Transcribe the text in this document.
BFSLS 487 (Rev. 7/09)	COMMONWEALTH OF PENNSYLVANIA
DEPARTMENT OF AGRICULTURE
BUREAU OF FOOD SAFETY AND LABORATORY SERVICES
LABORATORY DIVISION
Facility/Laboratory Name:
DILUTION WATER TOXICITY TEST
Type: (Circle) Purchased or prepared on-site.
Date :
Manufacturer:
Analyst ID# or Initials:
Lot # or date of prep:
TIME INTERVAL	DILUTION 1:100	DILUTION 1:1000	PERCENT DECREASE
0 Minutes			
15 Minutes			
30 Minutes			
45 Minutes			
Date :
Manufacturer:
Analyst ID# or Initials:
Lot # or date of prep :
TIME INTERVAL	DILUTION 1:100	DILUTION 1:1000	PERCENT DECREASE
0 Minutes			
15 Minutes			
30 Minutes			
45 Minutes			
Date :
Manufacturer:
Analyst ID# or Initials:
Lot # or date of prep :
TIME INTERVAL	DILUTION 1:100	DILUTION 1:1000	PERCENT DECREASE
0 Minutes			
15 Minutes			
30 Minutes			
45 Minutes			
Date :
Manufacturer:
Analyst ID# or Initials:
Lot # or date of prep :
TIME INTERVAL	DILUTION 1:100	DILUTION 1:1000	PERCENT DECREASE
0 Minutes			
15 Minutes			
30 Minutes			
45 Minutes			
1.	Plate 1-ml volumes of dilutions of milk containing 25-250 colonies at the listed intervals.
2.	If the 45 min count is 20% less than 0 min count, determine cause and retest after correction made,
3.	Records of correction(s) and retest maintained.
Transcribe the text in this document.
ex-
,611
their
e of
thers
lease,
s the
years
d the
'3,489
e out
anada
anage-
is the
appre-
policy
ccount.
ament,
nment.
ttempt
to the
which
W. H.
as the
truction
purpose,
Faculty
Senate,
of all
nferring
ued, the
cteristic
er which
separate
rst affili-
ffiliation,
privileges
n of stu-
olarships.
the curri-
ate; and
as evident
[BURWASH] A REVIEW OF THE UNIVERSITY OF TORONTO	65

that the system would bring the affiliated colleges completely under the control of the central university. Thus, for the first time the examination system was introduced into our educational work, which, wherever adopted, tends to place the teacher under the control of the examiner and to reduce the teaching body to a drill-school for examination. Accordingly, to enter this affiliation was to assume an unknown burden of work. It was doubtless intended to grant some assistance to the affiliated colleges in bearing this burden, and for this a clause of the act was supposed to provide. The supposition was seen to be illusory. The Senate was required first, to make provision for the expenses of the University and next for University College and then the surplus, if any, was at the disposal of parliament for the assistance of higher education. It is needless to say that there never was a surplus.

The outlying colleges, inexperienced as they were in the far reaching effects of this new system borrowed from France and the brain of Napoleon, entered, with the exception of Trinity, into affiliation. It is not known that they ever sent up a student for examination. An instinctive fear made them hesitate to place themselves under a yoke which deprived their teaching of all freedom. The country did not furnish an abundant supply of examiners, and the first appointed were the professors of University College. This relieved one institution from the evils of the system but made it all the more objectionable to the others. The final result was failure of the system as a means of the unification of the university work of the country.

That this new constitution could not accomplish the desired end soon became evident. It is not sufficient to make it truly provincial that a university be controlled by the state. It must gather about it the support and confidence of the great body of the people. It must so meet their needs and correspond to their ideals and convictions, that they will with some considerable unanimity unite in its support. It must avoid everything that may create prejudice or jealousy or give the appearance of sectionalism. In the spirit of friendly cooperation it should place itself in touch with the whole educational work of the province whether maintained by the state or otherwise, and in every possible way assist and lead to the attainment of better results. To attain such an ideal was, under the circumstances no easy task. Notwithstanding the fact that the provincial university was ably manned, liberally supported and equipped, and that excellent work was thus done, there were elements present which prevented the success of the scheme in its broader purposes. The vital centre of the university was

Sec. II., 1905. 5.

☆ ☆ ☆ ☆ ☆

**PROBLEM TO SOLVE**
Return all the data above once more, precisely as given.

**RESULT**
Transcribe the text in this document.
BFSLS 487 (Rev. 7/09)	COMMONWEALTH OF PENNSYLVANIA
DEPARTMENT OF AGRICULTURE
BUREAU OF FOOD SAFETY AND LABORATORY SERVICES
LABORATORY DIVISION
Facility/Laboratory Name:
DILUTION WATER TOXICITY TEST
Type: (Circle) Purchased or prepared on-site.
Date :
Manufacturer:
Analyst ID# or Initials:
Lot # or date of prep:
TIME INTERVAL	DILUTION 1:100	DILUTION 1:1000	PERCENT DECREASE
0 Minutes			
15 Minutes			
30 Minutes			
45 Minutes			
Date :
Manufacturer:
Analyst ID# or Initials:
Lot # or date of prep :
TIME INTERVAL	DILUTION 1:100	DILUTION 1:1000	PERCENT DECREASE
0 Minutes			
15 Minutes			
30 Minutes			
45 Minutes			
Date :
Manufacturer:
Analyst ID# or Initials:
Lot # or date of prep :
TIME INTERVAL	DILUTION 1:100	DILUTION 1:1000	PERCENT DECREASE
0 Minutes			
15 Minutes			
30 Minutes			
45 Minutes			
Date :
Manufacturer:
Analyst ID# or Initials:
Lot # or date of prep :
TIME INTERVAL	DILUTION 1:100	DILUTION 1:1000	PERCENT DECREASE
0 Minutes			
15 Minutes			
30 Minutes			
45 Minutes			
1.	Plate 1-ml volumes of dilutions of milk containing 25-250 colonies at the listed intervals.
2.	If the 45 min count is 20% less than 0 min count, determine cause and retest after correction made,
3.	Records of correction(s) and retest maintained.
Transcribe the text in this document.
ex-
,611
their
e of
thers
lease,
s the
years
d the
'3,489
e out
anada
anage-
is the
appre-
policy
ccount.
ament,
nment.
ttempt
to the
which
W. H.
as the
truction
purpose,
Faculty
Senate,
of all
nferring
ued, the
cteristic
er which
separate
rst affili-
ffiliation,
privileges
n of stu-
olarships.
the curri-
ate; and
as evident
[BURWASH] A REVIEW OF THE UNIVERSITY OF TORONTO	65

that the system would bring the affiliated colleges completely under the control of the central university. Thus, for the first time the examination system was introduced into our educational work, which, wherever adopted, tends to place the teacher under the control of the examiner and to reduce the teaching body to a drill-school for examination. Accordingly, to enter this affiliation was to assume an unknown burden of work. It was doubtless intended to grant some assistance to the affiliated colleges in bearing this burden, and for this a clause of the act was supposed to provide. The supposition was seen to be illusory. The Senate was required first, to make provision for the expenses of the University and next for University College and then the surplus, if any, was at the disposal of parliament for the assistance of higher education. It is needless to say that there never was a surplus.

The outlying colleges, inexperienced as they were in the far reaching effects of this new system borrowed from France and the brain of Napoleon, entered, with the exception of Trinity, into affiliation. It is not known that they ever sent up a student for examination. An instinctive fear made them hesitate to place themselves under a yoke which deprived their teaching of all freedom. The country did not furnish an abundant supply of examiners, and the first appointed were the professors of University College. This relieved one institution from the evils of the system but made it all the more objectionable to the others. The final result was failure of the system as a means of the unification of the university work of the country.

That this new constitution could not accomplish the desired end soon became evident. It is not sufficient to make it truly provincial that a university be controlled by the state. It must gather about it the support and confidence of the great body of the people. It must so meet their needs and correspond to their ideals and convictions, that they will with some considerable unanimity unite in its support. It must avoid everything that may create prejudice or jealousy or give the appearance of sectionalism. In the spirit of friendly cooperation it should place itself in touch with the whole educational work of the province whether maintained by the state or otherwise, and in every possible way assist and lead to the attainment of better results. To attain such an ideal was, under the circumstances no easy task. Notwithstanding the fact that the provincial university was ably manned, liberally supported and equipped, and that excellent work was thus done, there were elements present which prevented the success of the scheme in its broader purposes. The vital centre of the university was

Sec. II., 1905. 5.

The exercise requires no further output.